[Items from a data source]
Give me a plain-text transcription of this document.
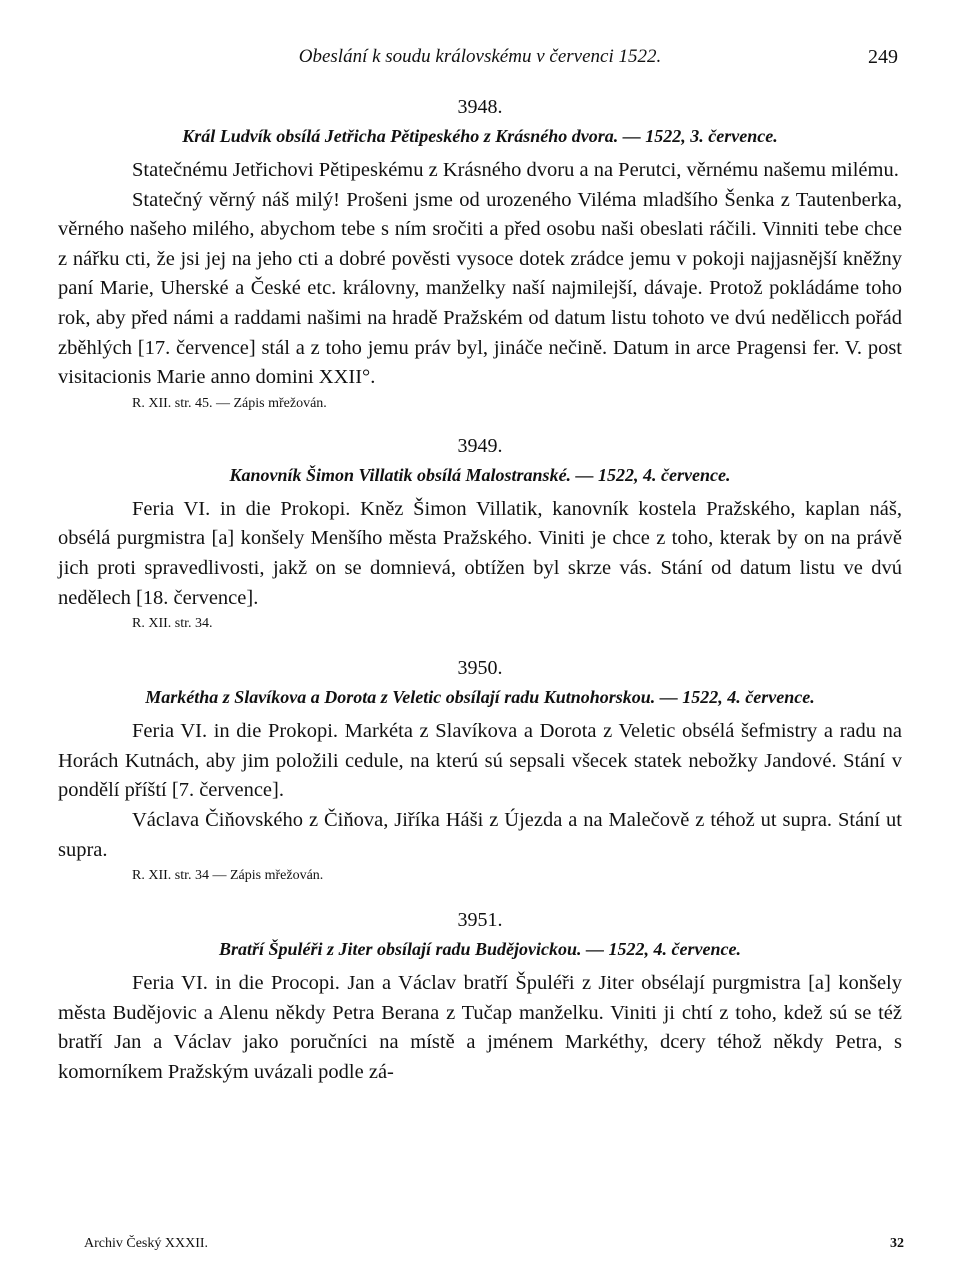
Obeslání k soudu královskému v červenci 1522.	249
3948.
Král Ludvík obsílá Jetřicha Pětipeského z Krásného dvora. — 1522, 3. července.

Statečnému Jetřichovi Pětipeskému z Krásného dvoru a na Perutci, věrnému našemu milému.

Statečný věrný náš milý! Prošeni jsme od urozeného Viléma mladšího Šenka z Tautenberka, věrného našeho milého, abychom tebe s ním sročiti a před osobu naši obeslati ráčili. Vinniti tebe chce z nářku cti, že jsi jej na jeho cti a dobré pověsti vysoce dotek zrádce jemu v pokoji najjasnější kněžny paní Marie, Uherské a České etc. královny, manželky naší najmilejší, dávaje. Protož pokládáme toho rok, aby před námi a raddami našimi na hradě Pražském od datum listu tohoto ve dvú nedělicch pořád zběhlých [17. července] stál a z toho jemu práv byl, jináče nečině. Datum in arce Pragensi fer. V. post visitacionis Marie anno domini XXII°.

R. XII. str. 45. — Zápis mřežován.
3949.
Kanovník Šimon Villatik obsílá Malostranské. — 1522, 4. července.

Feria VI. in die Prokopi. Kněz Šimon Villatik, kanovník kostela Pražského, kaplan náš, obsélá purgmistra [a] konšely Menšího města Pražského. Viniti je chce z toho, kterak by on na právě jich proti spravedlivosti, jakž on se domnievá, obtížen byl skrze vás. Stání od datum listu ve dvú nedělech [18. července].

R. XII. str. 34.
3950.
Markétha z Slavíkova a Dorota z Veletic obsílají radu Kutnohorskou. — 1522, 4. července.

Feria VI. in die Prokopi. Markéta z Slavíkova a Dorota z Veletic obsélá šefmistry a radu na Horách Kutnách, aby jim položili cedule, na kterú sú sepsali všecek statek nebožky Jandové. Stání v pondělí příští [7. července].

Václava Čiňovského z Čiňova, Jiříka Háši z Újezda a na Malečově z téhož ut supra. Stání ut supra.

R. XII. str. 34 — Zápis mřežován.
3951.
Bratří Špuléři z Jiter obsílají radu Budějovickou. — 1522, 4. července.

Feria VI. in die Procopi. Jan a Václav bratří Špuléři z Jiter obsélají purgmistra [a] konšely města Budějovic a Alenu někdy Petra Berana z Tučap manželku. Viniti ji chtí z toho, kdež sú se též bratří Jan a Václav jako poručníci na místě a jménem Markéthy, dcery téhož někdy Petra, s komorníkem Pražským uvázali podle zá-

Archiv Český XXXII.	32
...
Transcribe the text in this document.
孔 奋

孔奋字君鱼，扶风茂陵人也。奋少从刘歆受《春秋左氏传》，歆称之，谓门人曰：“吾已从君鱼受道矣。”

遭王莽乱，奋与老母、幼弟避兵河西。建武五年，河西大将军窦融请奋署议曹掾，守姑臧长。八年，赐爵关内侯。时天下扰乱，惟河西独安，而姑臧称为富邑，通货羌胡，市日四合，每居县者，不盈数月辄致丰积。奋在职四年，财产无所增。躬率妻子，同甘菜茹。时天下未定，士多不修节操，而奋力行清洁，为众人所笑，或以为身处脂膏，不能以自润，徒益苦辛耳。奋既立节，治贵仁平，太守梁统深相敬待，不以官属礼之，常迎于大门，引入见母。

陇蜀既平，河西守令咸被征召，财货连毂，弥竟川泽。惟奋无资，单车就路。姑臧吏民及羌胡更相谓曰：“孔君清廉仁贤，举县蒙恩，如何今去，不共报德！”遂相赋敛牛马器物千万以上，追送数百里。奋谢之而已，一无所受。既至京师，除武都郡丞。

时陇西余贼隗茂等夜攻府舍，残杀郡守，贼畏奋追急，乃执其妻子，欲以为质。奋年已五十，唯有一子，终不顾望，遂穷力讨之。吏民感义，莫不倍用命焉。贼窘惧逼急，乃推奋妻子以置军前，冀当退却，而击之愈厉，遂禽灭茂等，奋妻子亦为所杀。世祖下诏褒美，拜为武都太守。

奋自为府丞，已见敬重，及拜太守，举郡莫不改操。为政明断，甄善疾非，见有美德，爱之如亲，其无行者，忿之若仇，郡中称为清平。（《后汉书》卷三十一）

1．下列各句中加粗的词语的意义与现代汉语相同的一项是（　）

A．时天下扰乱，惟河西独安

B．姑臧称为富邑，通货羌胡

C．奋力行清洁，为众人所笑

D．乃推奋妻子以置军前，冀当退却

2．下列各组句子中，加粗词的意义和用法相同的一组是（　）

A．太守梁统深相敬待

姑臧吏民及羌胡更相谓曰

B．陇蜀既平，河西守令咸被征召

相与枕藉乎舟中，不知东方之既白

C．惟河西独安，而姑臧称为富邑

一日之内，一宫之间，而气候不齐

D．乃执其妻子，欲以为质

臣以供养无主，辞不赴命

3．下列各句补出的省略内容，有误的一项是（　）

### Short task:
Check each line of the records for the word "Krásného" and extract those that contain it.

### Completed exercise:
Král Ludvík obsílá Jetřicha Pětipeského z Krásného dvora. — 1522, 3. července.
Statečnému Jetřichovi Pětipeskému z Krásného dvoru a na Perutci, věrnému našemu milému.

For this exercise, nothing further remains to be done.